* **To be done**
Report every line in the listing that contains the string "metatarsianos".

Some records
--------------------------------

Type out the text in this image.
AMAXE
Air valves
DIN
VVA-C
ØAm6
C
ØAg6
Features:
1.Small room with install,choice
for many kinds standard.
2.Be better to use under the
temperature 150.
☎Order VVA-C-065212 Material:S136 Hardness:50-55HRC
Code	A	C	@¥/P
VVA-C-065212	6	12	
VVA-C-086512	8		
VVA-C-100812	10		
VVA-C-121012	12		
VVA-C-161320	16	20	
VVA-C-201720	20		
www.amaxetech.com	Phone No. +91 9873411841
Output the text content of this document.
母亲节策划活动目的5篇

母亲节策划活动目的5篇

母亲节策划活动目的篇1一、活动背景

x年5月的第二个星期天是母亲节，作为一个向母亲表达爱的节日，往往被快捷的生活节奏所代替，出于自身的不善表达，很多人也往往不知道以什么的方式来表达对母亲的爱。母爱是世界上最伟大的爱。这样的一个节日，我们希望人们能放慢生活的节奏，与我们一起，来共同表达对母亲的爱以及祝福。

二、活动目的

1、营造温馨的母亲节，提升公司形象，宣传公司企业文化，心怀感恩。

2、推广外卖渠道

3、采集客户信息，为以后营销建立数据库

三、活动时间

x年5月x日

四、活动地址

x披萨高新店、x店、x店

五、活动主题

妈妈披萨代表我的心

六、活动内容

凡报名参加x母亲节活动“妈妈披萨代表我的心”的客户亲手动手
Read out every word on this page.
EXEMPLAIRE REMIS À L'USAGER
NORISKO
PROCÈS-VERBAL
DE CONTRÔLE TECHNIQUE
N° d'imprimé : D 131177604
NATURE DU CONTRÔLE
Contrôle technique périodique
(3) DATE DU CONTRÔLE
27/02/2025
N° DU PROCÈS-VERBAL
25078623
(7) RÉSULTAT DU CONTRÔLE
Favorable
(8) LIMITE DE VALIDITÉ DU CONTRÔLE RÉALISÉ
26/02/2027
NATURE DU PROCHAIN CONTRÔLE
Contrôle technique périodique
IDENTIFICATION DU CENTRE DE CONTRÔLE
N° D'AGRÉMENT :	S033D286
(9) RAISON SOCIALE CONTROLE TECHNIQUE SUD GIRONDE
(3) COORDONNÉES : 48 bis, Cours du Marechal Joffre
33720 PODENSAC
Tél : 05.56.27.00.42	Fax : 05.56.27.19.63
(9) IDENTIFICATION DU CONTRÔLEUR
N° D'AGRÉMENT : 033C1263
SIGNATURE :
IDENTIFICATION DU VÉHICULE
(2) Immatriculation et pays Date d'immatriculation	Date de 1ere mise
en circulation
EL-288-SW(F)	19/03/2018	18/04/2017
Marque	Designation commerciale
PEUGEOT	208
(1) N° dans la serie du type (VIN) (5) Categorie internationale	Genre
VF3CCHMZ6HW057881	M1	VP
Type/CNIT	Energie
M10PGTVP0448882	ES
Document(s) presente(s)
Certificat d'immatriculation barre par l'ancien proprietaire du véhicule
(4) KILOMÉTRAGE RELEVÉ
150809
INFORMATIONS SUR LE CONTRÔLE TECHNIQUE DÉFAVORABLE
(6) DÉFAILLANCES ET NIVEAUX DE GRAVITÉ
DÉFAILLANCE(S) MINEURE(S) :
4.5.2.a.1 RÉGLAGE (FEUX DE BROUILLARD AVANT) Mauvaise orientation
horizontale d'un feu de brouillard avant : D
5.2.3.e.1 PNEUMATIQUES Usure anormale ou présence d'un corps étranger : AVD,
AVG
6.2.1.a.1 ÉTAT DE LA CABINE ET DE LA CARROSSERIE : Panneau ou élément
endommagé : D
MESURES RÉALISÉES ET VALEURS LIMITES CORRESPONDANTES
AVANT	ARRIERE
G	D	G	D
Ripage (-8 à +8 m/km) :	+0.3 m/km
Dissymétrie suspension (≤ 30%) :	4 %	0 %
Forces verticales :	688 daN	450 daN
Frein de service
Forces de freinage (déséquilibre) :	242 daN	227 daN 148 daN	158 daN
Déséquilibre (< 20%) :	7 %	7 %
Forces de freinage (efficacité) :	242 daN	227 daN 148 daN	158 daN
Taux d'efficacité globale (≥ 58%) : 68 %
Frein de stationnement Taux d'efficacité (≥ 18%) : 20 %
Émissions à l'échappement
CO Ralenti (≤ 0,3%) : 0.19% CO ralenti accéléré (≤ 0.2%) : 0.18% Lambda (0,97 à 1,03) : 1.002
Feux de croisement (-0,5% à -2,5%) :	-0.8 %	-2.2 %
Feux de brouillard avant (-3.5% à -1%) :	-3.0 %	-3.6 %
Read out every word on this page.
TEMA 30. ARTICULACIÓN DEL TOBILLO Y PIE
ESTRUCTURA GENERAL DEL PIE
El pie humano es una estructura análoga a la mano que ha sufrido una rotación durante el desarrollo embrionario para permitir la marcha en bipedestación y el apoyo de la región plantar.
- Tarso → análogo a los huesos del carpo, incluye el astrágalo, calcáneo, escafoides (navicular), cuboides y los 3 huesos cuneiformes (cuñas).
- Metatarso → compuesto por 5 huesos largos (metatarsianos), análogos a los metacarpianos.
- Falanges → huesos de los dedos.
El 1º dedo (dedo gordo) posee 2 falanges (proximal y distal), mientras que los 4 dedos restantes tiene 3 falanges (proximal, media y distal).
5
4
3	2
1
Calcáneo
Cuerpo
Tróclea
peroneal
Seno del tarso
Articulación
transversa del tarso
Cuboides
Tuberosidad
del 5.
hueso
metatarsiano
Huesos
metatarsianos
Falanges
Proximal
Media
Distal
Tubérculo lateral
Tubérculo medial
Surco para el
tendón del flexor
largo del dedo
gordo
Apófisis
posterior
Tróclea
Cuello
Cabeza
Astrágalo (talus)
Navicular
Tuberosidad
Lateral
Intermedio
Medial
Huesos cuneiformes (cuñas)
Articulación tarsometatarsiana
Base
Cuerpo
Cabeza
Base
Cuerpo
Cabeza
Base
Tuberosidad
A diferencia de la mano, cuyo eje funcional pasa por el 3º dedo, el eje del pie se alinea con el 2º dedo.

--------------------------------

* **Answer for this exercise**
- Metatarso → compuesto por 5 huesos largos (metatarsianos), análogos a los metacarpianos.
metatarsianos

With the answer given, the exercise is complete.